+++ Task input

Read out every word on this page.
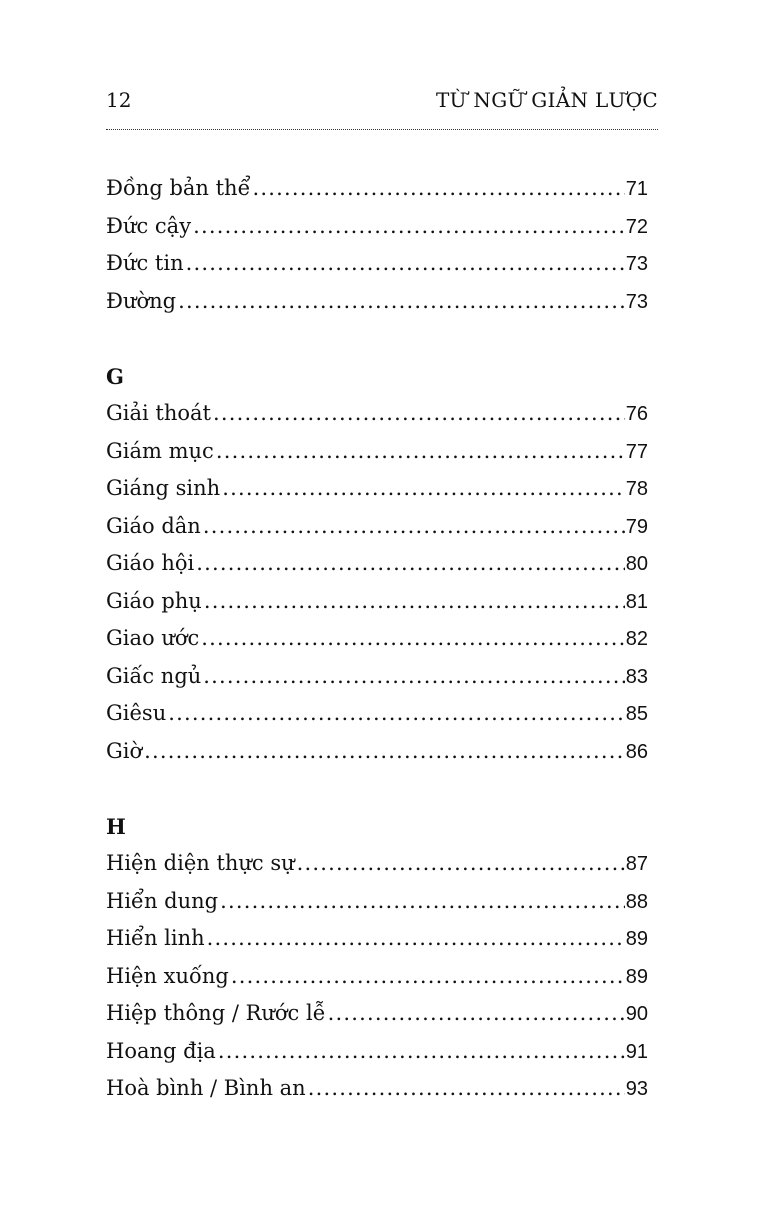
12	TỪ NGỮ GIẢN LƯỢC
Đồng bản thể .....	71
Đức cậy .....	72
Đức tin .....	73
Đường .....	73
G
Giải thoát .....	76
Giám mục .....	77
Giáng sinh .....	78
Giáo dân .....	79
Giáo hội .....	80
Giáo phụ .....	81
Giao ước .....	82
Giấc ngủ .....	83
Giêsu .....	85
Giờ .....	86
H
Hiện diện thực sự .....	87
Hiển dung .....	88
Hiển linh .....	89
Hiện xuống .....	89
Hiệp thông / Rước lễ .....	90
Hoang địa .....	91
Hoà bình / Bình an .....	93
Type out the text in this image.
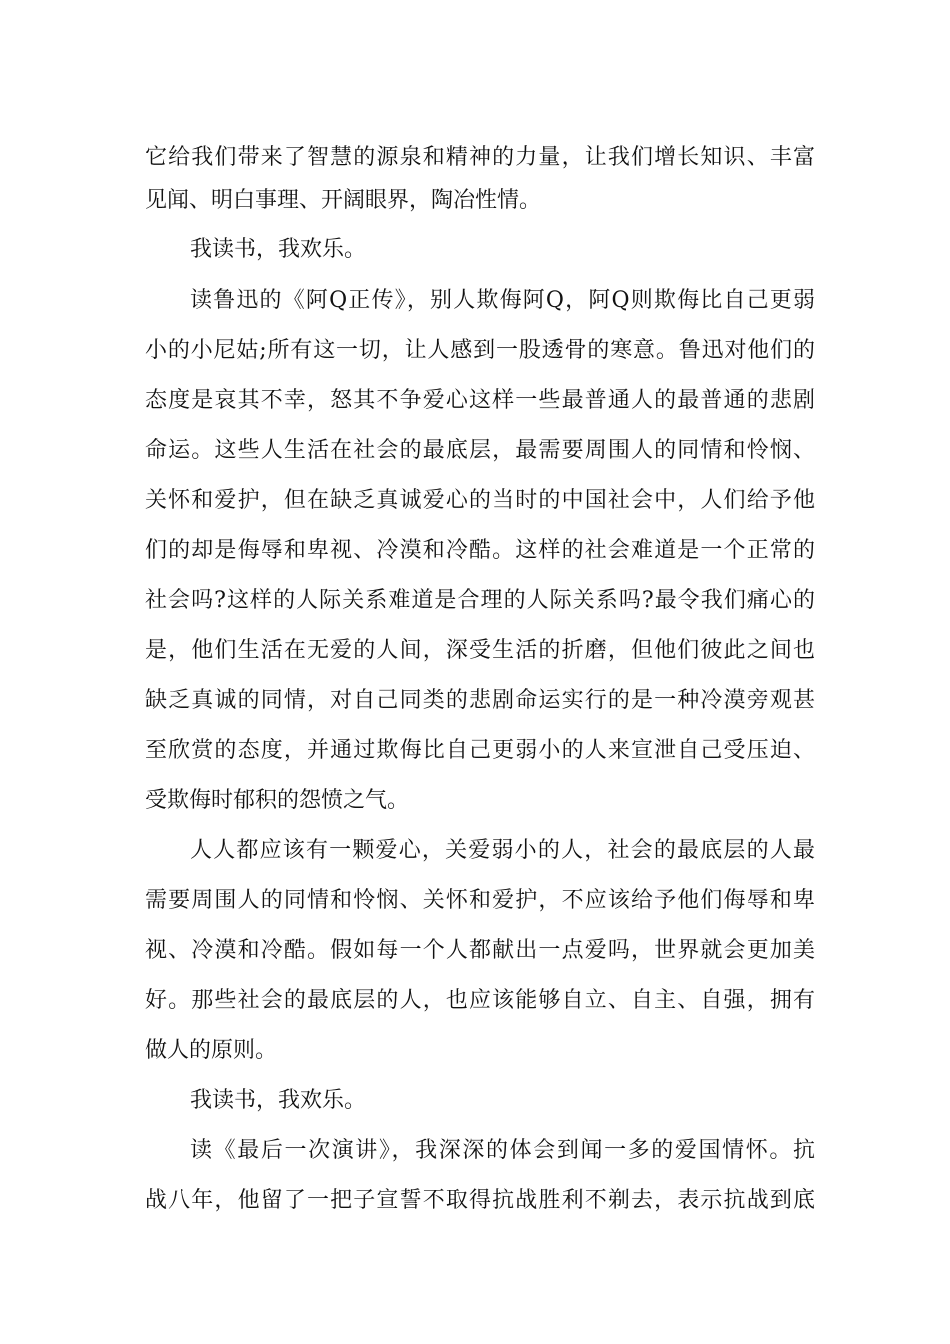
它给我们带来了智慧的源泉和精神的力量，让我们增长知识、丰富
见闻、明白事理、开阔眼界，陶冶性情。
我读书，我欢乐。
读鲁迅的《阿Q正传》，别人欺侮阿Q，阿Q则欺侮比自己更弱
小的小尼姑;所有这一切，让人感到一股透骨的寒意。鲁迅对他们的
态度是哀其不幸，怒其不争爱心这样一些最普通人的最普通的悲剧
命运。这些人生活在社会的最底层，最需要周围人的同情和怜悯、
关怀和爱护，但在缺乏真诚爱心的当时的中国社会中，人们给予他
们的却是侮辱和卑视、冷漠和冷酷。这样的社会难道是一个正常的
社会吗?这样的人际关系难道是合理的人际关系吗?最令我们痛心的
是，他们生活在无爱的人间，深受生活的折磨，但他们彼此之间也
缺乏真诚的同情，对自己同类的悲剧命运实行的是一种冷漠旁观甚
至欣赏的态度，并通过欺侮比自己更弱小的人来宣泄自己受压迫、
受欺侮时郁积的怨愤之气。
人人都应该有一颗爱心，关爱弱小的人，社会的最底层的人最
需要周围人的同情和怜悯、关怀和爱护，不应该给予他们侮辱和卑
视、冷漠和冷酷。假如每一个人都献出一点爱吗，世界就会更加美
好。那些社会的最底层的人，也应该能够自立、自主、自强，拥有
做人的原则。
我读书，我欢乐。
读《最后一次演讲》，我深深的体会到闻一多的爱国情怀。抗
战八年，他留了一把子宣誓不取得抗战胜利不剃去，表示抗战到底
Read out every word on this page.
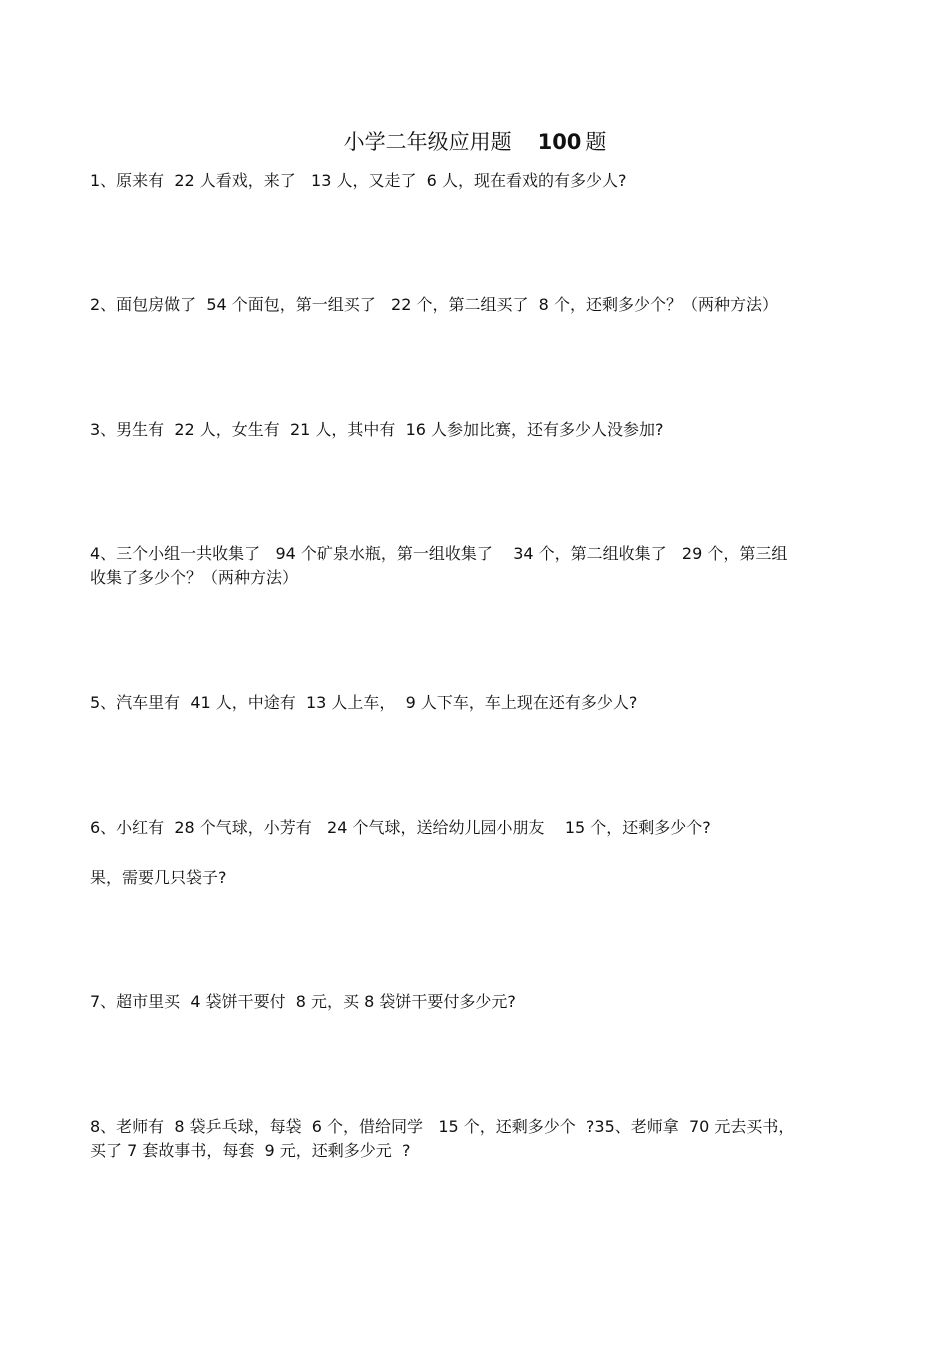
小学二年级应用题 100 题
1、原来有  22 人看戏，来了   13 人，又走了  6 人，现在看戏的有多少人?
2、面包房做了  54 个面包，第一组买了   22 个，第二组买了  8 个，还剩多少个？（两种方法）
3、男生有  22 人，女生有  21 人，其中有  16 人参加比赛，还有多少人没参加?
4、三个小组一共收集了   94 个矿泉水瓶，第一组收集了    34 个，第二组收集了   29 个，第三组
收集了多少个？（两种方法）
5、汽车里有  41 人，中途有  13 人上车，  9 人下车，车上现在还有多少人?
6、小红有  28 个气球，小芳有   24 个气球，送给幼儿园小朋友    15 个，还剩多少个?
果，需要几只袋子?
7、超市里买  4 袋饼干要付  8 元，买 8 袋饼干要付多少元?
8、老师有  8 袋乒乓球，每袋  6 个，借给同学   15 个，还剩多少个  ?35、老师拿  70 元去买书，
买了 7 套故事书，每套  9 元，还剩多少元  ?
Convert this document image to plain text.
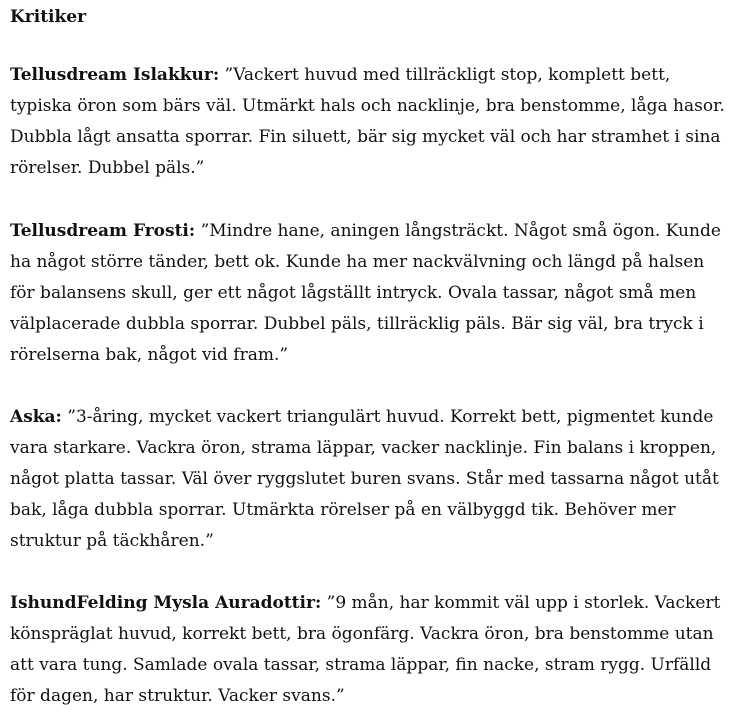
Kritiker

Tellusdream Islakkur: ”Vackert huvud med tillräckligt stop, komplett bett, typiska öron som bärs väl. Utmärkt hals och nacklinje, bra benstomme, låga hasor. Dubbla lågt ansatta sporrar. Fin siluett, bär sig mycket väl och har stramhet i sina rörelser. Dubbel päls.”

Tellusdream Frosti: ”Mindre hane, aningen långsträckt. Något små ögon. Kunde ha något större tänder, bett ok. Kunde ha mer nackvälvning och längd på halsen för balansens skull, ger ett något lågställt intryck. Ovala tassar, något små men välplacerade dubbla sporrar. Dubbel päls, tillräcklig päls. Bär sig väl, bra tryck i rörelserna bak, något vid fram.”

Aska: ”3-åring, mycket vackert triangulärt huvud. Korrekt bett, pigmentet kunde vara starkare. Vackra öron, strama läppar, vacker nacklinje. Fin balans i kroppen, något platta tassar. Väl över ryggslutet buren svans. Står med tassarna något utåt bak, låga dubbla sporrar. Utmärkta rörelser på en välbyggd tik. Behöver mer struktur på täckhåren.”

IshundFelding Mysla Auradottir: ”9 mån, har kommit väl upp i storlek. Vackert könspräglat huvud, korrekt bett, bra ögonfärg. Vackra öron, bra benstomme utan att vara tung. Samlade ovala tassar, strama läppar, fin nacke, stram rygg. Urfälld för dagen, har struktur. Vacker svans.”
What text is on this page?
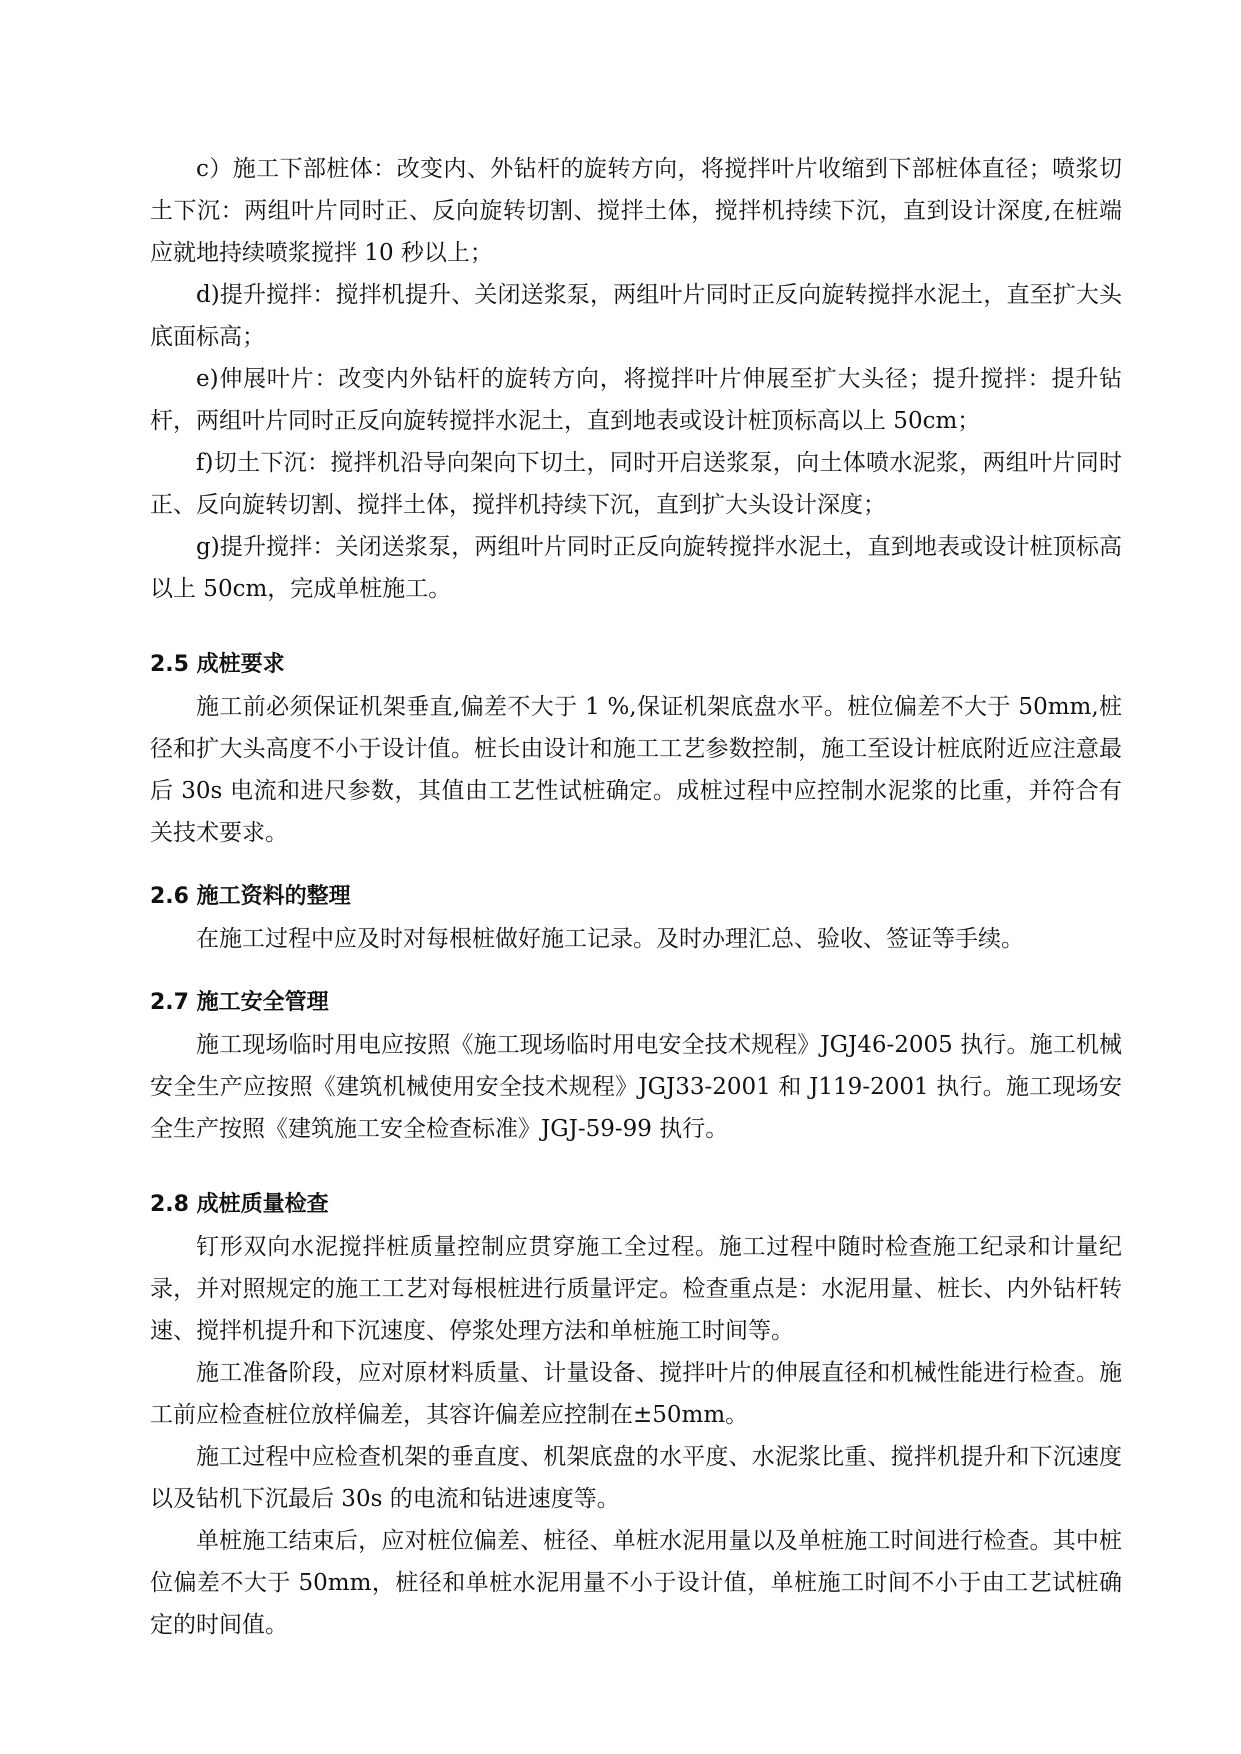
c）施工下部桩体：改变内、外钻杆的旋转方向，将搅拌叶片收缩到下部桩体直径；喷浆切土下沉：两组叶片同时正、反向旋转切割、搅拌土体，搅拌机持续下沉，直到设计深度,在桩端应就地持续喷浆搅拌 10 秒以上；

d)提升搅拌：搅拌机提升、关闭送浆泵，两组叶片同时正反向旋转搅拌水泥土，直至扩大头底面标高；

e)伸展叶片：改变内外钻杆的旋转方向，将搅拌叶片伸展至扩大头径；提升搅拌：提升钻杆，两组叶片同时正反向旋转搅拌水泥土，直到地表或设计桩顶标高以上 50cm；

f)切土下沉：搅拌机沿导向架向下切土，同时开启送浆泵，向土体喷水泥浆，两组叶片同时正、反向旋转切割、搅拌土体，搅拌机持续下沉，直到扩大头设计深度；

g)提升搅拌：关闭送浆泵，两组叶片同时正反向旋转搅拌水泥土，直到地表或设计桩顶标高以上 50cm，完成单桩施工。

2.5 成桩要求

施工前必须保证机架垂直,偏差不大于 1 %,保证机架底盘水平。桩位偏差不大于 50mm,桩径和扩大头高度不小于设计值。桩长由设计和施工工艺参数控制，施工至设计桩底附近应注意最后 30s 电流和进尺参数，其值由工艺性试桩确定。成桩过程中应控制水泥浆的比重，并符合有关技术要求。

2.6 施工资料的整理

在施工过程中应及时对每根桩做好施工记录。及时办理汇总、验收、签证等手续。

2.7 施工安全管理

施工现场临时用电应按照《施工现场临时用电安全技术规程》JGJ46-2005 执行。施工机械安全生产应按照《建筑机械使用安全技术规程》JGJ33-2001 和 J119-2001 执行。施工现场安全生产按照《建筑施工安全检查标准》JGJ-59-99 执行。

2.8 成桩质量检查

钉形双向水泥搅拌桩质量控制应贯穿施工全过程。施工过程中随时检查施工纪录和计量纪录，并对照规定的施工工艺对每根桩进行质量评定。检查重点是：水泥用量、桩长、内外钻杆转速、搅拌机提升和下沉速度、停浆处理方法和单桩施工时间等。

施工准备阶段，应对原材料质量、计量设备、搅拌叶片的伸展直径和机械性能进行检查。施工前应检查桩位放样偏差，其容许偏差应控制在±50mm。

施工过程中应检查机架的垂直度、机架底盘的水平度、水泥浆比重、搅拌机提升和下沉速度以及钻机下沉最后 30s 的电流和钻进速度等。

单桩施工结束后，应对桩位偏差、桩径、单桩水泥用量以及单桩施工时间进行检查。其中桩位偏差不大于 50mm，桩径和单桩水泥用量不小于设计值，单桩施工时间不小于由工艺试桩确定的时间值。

++++++

**What the exercise asks:**
Look through the listing above. Pick out each line with "还剩多少个" and copy it.

**Exercise output:**
2、面包房做了  54 个面包，第一组买了   22 个，第二组买了  8 个，还剩多少个？（两种方法）
6、小红有  28 个气球，小芳有   24 个气球，送给幼儿园小朋友    15 个，还剩多少个?
8、老师有  8 袋乒乓球，每袋  6 个，借给同学   15 个，还剩多少个  ?35、老师拿  70 元去买书，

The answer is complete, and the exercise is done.